====== Extrait du texte

Texte intégral
Q - Le nouveau ministre des Affaires étrangères, Laurent Fabius, est notre invité ce soir. Vous parlez aujourd’hui de la mission difficile de Kofi Annan, elle le serait à moins. Après les morts de Houla, cette mission n’est-elle pas mort-née ?
R - Non. J’ai eu Kofi Annan longuement au téléphone dimanche et nous avons discuté de cette mission. Elle n’est pas facile. Il y a trois cents observateurs sur le terrain et je pense qu’il faut aller jusqu’au bout du processus. Si on voit qu’il y a un échec, bien sûr on le constatera, mais il faut absolument tout faire pour arrêter les violences, les massacres et c’est cela la mission de Kofi Annan. J’ajoute qu’il passera par le Liban, ce qui me paraît extrêmement important parce que le Liban est aussi menacé dans ce conflit.
Q - Cet après-midi, dans «Le Monde», vous déclarez que Bachar Al-Assad est l’assassin de son peuple ; maintenez-vous ?
R - Bien sûr.
Q - Quand vous disiez que cette mission n’est pas un échec, peut-on avoir une mission réussie et un chef d’État qui tire sur ses concitoyens ?
R - Cette expression est forte mais je crois qu’elle traduit la réalité et le sentiment de beaucoup de gens. M. Bachar Al-Assad est un assassin et donc, il faut qu’il quitte le pouvoir. Le plus tôt sera le mieux.

============
====== Données brutes

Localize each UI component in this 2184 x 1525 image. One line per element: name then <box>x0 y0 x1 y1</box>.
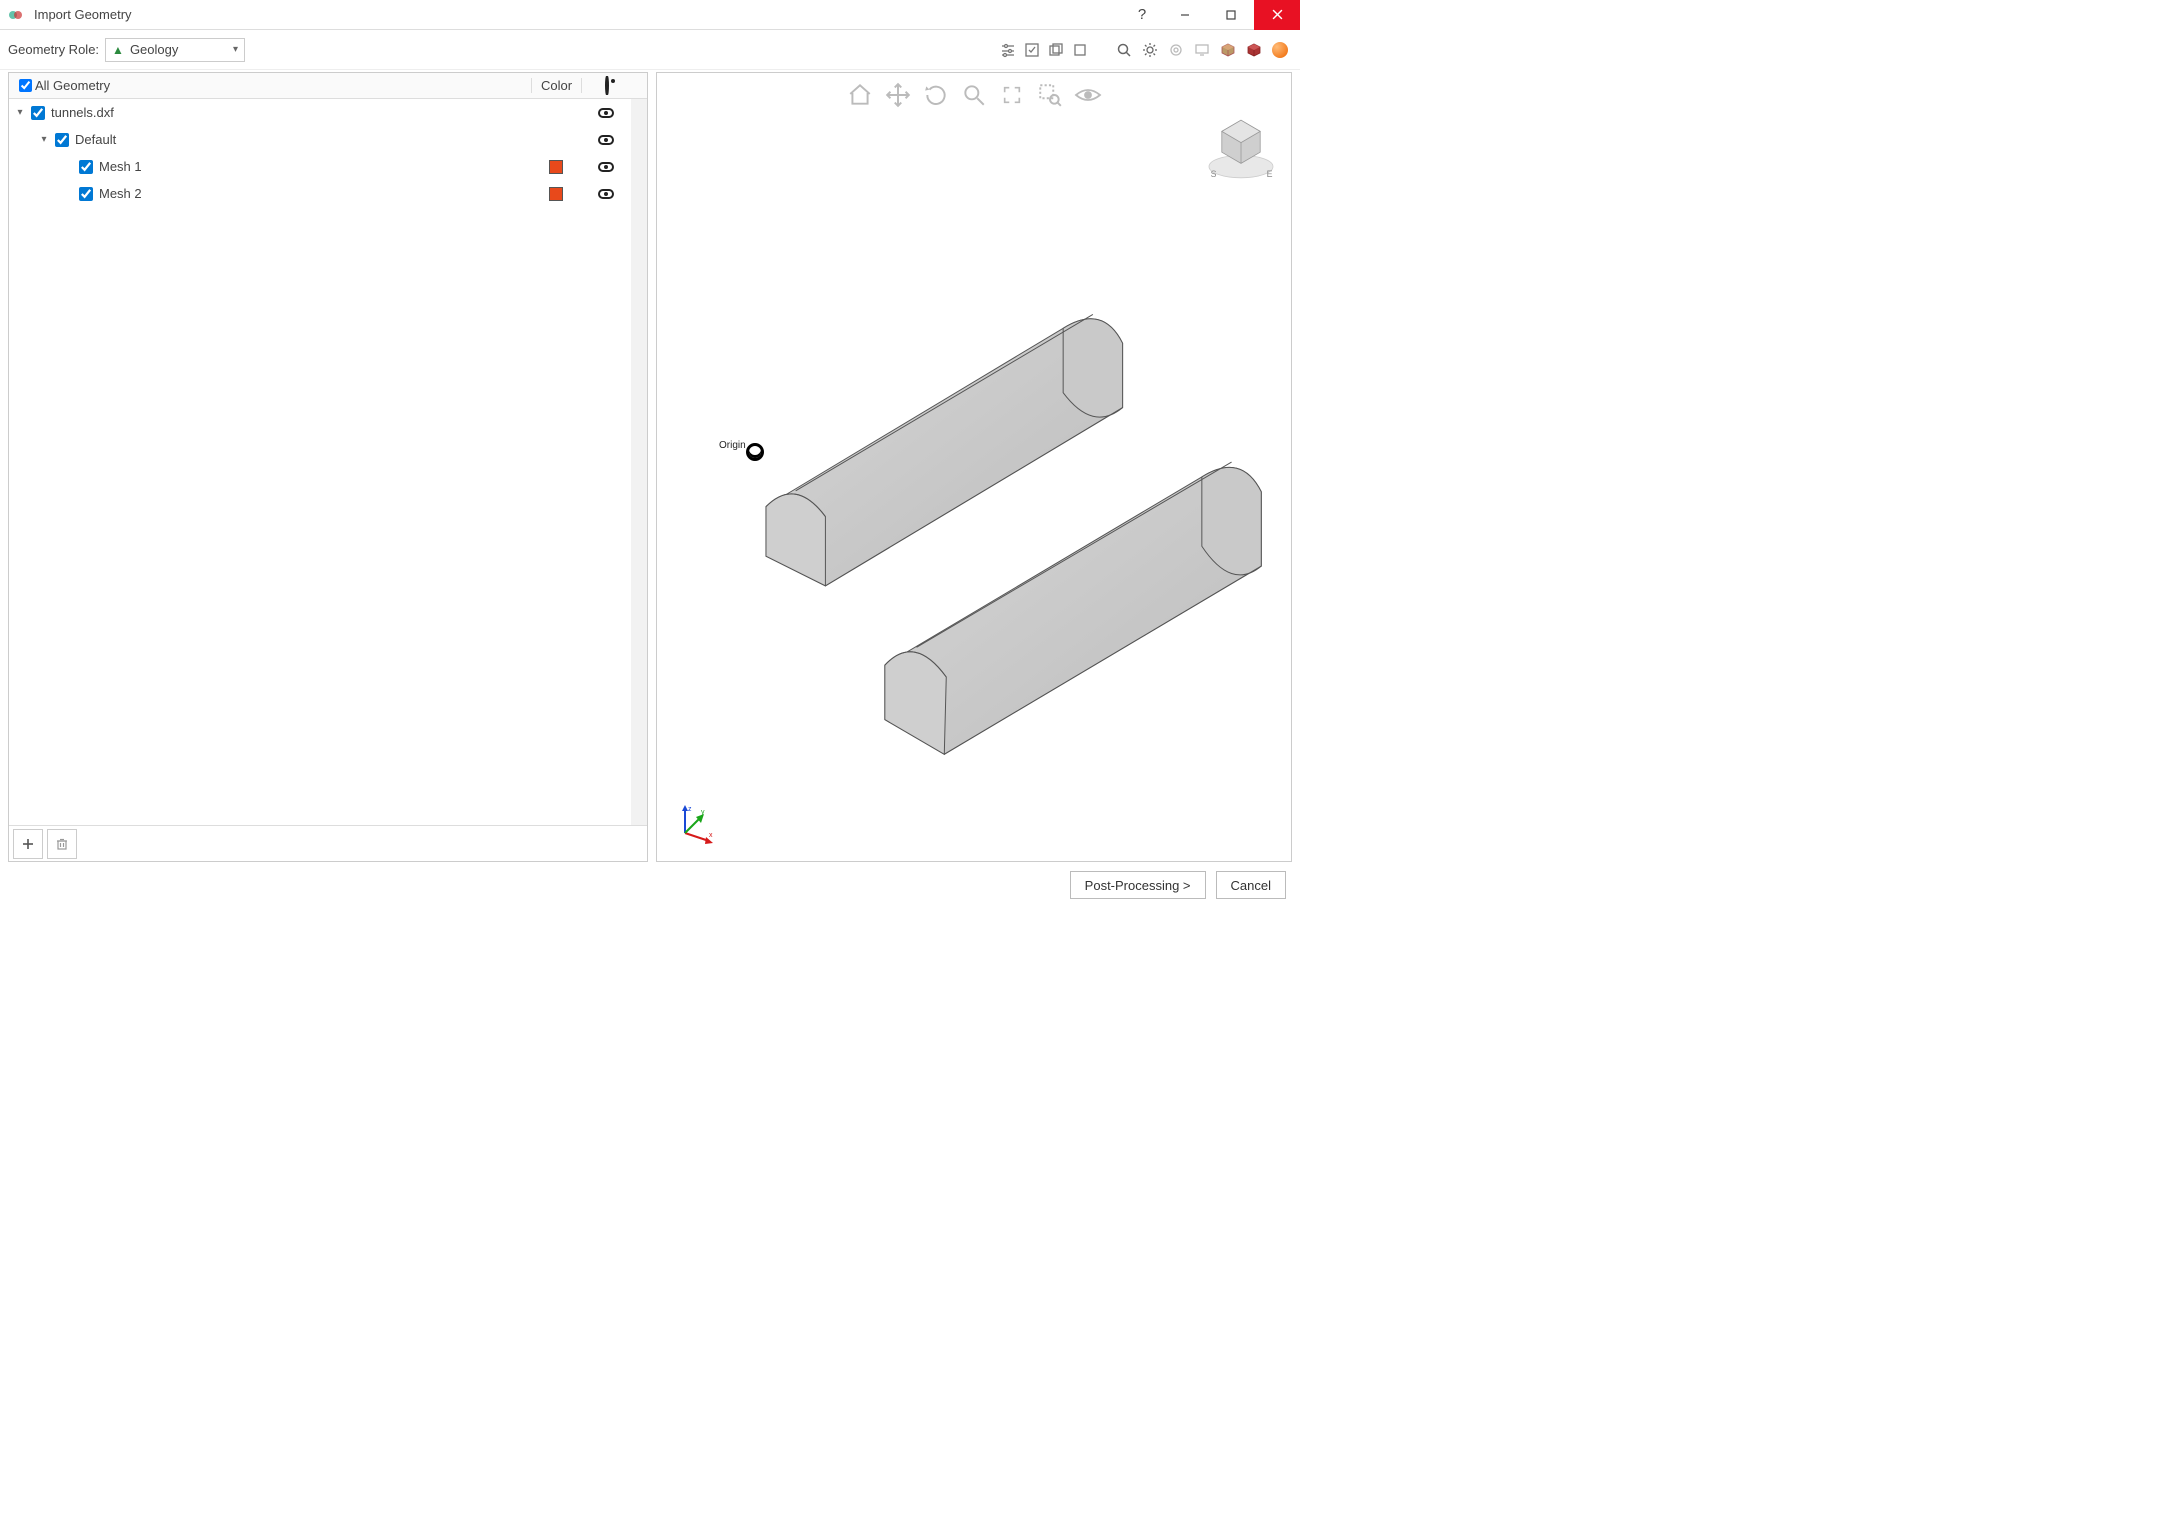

============

Travail à faire:
[a] Recopiez le passage de l'entretien qui s'ouvre sur les mots contenant «R - Non. J’ai» et se clôt sur «peuple ; maintenez-vous ?», en renommant «Kofi Annan» en «l'envoyé spécial».
[b] Combien d'observateurs se trouvent sur le terrain, d'après l'entretien ?
Les données n'ont aucun rapport avec l'entretien.

Corrigé des exercices:
[a]
R - Non. J’ai eu l'envoyé spécial longuement au téléphone dimanche et nous avons discuté de cette mission. Elle n’est pas facile. Il y a trois cents observateurs sur le terrain et je pense qu’il faut aller jusqu’au bout du processus. Si on voit qu’il y a un échec, bien sûr on le constatera, mais il faut absolument tout faire pour arrêter les violences, les massacres et c’est cela la mission de l'envoyé spécial. J’ajoute qu’il passera par le Liban, ce qui me paraît extrêmement important parce que le Liban est aussi menacé dans ce conflit.
Q - Cet après-midi, dans «Le Monde», vous déclarez que Bachar Al-Assad est l’assassin de son peuple ; maintenez-vous ?

[b] Trois cents observateurs.